Provided material
--*--

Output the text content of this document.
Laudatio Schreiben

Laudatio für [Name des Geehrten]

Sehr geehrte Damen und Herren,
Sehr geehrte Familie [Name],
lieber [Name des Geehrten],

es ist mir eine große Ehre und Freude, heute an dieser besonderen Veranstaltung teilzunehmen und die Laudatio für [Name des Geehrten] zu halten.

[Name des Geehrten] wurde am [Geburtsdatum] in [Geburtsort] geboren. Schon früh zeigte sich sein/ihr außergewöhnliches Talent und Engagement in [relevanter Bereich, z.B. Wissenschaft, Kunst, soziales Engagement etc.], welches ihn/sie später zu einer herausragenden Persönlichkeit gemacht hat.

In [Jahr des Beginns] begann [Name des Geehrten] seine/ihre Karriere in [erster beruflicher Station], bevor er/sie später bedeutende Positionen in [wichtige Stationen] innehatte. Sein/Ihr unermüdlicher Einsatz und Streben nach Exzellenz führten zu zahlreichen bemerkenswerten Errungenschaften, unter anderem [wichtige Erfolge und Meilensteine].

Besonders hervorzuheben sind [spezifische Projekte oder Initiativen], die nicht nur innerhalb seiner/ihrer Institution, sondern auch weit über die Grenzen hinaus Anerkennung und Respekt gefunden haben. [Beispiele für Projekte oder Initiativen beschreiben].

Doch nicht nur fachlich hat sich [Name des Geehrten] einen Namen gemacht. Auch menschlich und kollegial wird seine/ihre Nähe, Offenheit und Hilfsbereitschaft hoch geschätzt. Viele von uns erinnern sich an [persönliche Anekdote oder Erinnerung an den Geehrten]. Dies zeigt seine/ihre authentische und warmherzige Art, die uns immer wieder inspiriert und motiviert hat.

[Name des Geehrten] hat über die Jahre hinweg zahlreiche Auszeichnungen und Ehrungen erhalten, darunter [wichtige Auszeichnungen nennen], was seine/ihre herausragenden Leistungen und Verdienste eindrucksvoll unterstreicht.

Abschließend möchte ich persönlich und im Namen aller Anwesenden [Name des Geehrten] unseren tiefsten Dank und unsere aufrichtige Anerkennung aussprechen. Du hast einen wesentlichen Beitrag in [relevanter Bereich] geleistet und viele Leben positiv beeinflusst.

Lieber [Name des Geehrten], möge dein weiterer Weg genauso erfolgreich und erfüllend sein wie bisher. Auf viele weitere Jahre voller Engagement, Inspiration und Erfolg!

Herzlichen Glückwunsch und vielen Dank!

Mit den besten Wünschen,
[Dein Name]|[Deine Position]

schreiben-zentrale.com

--*--

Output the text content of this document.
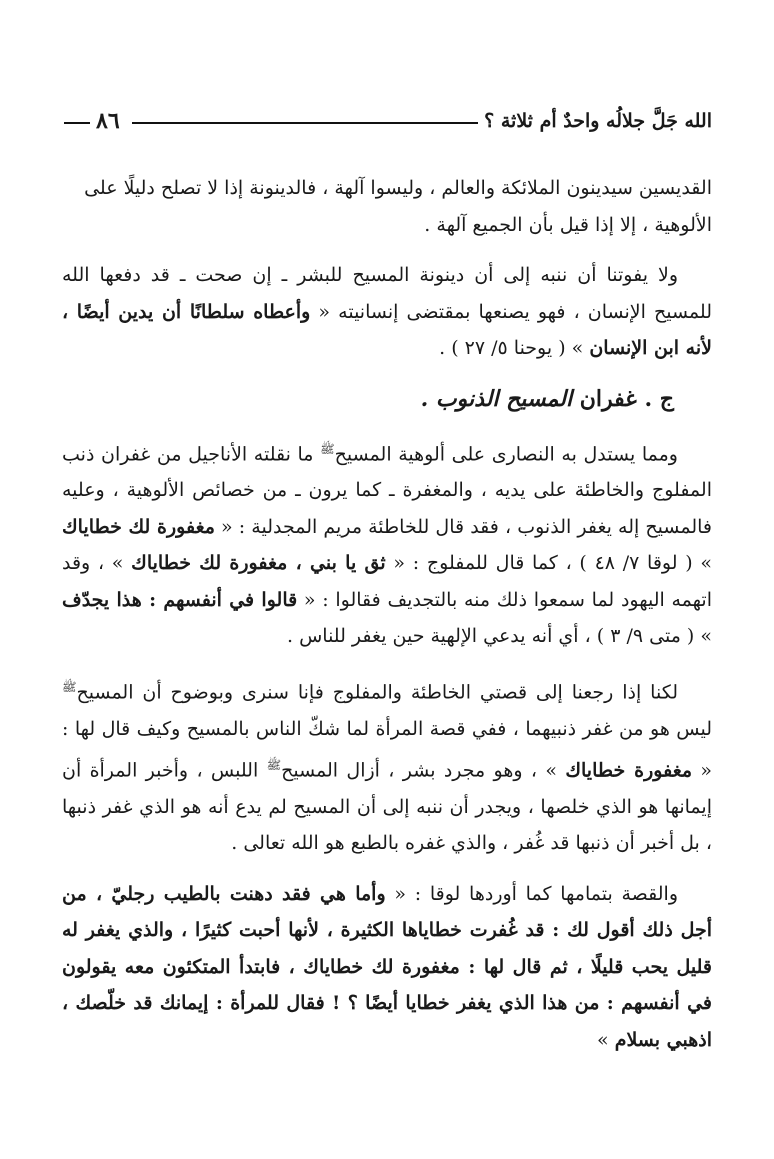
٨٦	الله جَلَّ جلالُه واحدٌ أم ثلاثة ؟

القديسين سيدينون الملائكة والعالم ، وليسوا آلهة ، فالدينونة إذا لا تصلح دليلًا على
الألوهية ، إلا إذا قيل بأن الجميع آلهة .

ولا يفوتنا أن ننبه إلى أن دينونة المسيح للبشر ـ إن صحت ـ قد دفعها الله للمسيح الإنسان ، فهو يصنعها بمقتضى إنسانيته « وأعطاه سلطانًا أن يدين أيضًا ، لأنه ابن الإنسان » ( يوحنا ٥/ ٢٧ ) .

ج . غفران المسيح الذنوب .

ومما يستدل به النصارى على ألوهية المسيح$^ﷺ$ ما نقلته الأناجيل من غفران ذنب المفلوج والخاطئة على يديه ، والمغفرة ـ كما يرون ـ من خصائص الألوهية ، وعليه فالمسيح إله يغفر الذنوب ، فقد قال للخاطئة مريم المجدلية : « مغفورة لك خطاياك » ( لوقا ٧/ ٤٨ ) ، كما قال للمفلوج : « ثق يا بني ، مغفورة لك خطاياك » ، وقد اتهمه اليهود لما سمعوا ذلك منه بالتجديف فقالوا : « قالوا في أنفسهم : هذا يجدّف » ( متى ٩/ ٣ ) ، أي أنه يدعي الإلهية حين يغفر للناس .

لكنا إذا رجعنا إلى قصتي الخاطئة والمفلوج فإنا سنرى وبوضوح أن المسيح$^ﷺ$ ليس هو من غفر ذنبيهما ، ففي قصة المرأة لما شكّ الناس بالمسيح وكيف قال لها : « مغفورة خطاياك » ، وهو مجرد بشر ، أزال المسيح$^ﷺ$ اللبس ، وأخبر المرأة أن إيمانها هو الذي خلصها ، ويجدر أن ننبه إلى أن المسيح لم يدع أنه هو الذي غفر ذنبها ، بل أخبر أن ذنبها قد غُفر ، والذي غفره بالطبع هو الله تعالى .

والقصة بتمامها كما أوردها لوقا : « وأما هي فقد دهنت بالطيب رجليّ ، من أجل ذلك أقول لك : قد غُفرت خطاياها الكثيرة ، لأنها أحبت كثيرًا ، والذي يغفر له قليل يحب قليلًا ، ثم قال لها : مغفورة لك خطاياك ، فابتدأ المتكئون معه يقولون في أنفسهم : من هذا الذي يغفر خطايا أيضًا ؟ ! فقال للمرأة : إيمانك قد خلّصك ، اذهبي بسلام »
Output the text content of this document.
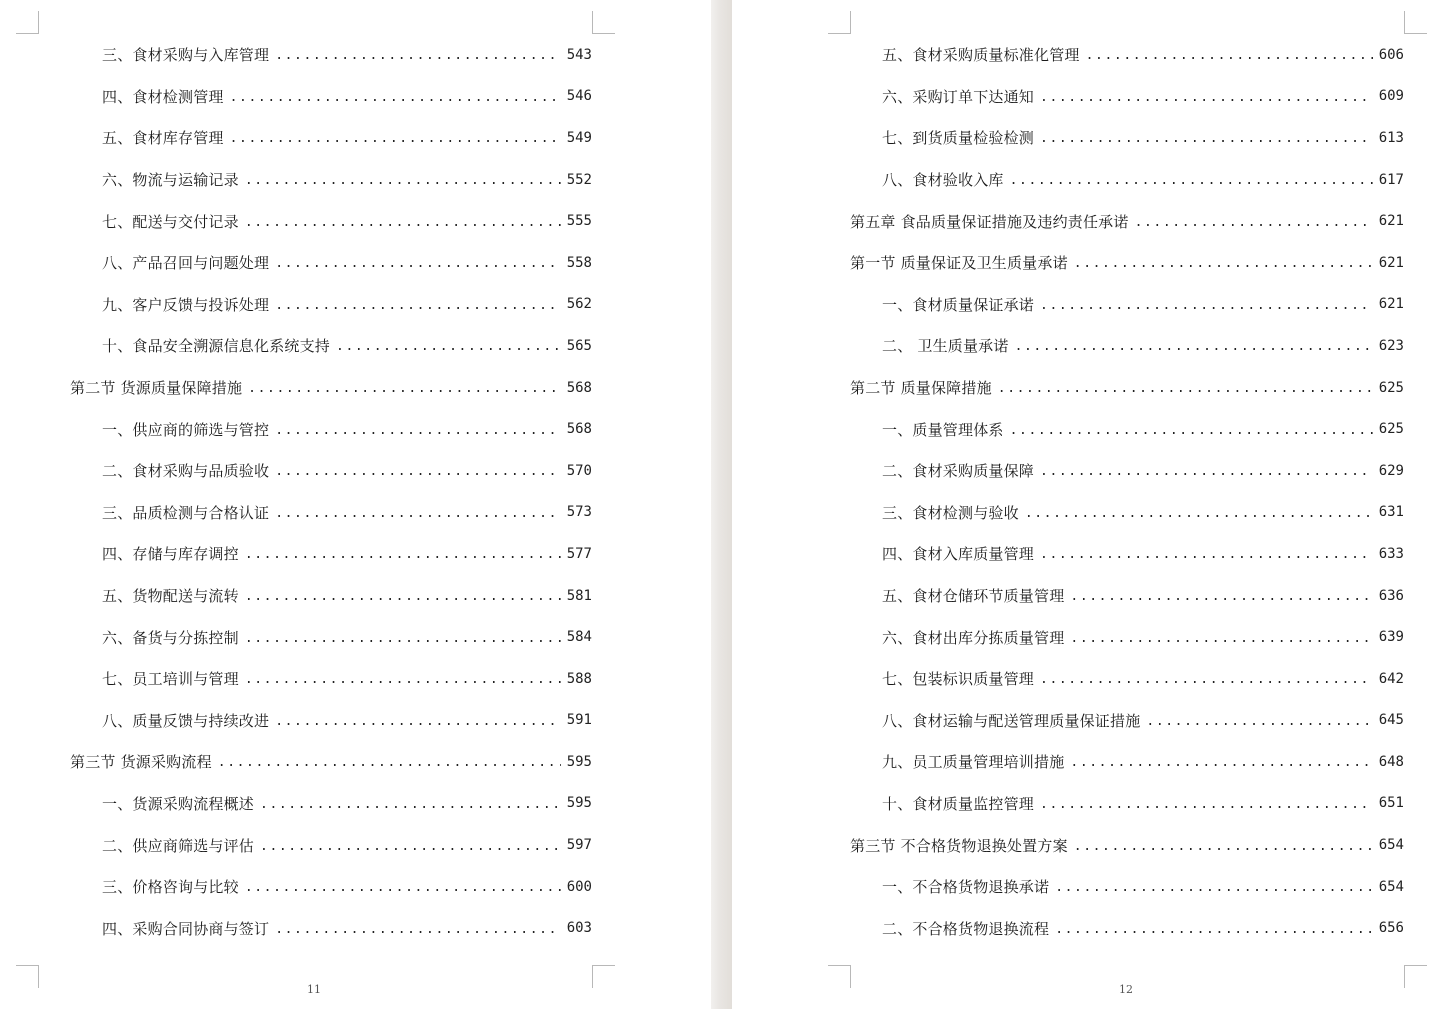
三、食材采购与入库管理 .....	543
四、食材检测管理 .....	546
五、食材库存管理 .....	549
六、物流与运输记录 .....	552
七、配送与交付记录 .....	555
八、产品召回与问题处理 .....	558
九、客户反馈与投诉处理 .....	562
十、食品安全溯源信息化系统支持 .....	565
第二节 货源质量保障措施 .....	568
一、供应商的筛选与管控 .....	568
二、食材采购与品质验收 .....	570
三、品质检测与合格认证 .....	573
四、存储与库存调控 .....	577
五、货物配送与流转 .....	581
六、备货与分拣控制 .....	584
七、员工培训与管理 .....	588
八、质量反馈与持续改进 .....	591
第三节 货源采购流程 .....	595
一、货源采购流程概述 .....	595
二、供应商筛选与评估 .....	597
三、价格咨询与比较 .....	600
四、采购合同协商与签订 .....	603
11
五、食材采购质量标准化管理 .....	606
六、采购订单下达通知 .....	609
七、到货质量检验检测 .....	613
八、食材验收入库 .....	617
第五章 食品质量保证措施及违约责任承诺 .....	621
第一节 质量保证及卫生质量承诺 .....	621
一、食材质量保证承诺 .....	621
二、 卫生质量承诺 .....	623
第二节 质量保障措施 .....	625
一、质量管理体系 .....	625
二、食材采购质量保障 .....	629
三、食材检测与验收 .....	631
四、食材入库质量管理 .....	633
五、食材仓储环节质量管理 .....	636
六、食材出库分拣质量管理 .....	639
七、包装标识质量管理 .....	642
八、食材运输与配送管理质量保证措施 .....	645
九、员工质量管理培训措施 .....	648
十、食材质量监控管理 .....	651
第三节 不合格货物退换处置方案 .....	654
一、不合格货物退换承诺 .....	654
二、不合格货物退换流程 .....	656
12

--*--

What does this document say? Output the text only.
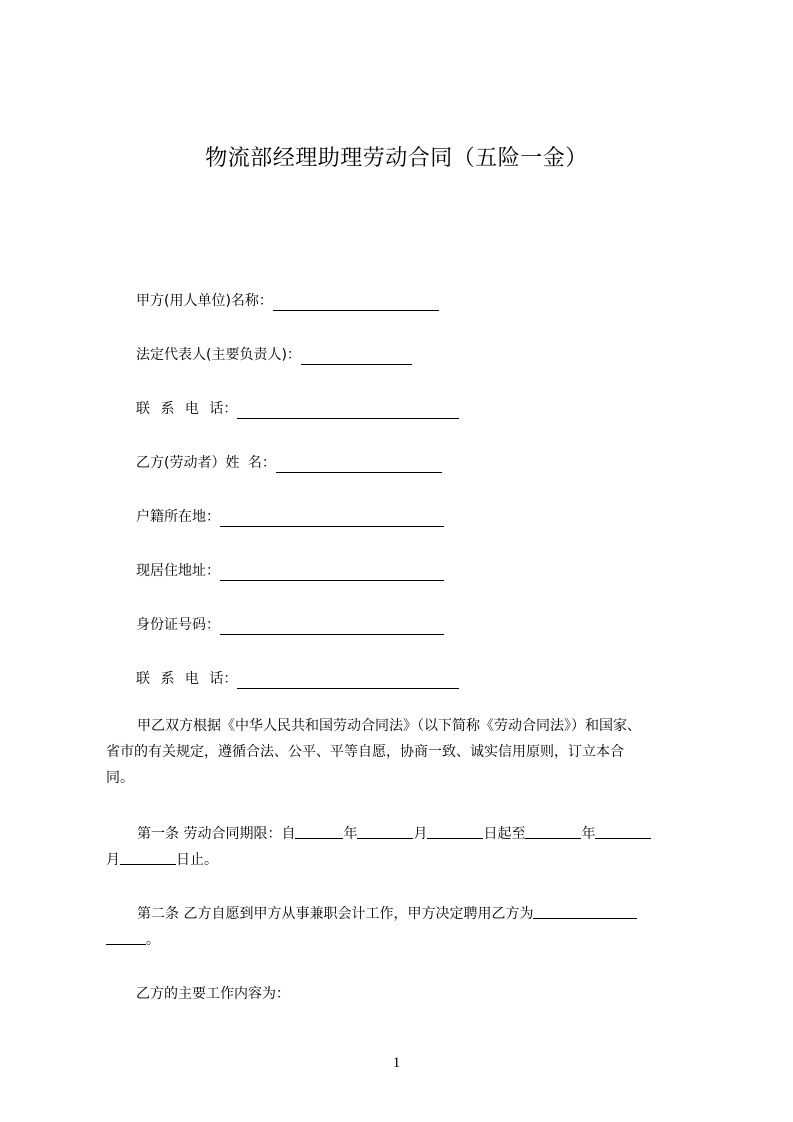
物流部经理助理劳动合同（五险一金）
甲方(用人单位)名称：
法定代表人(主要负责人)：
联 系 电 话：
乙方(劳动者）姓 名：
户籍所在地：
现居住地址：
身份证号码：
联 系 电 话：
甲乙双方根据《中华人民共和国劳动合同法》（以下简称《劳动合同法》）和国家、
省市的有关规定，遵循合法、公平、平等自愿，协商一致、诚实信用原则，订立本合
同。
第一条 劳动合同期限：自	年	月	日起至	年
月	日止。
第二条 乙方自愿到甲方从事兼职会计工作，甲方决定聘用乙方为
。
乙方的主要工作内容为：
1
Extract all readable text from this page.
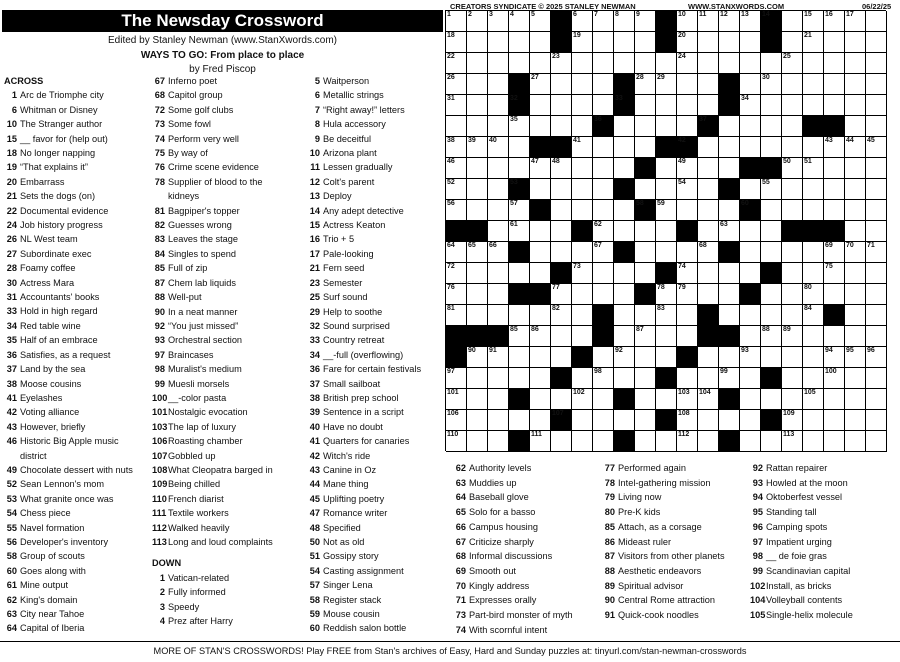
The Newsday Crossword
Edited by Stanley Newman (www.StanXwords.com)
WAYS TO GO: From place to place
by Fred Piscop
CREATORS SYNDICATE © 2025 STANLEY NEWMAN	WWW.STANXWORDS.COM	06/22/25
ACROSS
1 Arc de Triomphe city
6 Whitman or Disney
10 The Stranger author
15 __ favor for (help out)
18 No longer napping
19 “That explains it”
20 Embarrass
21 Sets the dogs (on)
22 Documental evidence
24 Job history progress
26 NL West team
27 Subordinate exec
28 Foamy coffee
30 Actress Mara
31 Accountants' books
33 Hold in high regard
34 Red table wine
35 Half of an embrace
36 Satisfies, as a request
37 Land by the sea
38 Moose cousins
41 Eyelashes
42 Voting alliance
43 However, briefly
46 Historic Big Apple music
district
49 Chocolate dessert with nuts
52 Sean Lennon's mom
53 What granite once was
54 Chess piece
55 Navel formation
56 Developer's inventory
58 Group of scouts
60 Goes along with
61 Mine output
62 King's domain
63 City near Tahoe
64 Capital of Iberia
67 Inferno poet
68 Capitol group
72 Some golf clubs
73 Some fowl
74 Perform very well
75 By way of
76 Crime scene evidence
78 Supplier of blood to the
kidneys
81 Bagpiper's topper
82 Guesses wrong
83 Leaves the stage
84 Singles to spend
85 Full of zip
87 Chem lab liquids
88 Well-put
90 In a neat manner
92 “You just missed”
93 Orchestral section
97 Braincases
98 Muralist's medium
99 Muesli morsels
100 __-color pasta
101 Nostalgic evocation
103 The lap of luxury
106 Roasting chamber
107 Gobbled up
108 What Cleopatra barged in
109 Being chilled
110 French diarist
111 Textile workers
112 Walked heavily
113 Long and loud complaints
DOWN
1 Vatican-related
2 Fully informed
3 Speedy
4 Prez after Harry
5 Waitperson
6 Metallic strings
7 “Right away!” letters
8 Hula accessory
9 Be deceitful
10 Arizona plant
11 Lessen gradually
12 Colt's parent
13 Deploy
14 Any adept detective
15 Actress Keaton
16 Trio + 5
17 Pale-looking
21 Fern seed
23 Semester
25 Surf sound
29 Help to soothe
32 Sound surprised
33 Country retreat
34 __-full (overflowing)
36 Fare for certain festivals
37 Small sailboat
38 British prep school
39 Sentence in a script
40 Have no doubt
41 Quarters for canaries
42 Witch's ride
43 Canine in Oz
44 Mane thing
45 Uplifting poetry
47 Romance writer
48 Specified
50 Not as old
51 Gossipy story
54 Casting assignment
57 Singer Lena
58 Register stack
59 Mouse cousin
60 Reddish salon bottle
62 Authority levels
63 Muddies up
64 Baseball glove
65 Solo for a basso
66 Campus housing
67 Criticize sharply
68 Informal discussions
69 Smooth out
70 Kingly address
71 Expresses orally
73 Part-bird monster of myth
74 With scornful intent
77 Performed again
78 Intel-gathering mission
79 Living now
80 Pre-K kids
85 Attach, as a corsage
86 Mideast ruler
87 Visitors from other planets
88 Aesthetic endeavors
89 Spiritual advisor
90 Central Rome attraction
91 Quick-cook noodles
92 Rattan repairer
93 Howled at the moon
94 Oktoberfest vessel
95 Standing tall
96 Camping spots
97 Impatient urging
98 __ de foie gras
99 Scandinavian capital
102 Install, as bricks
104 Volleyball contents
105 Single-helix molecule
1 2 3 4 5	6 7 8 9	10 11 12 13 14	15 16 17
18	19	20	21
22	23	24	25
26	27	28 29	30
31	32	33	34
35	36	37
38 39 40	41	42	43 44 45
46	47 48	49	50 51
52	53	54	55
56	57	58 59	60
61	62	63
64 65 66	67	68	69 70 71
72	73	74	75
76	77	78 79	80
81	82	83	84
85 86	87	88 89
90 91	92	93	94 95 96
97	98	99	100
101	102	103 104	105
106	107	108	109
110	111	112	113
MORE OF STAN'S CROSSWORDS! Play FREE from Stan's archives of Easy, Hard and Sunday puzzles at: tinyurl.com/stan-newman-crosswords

--*--

Look through the entries above for the word "What". Copy every line where it shows up.

Response to this exercise
What does this document say? Output the text only.
53 What granite once was
108 What Cleopatra barged in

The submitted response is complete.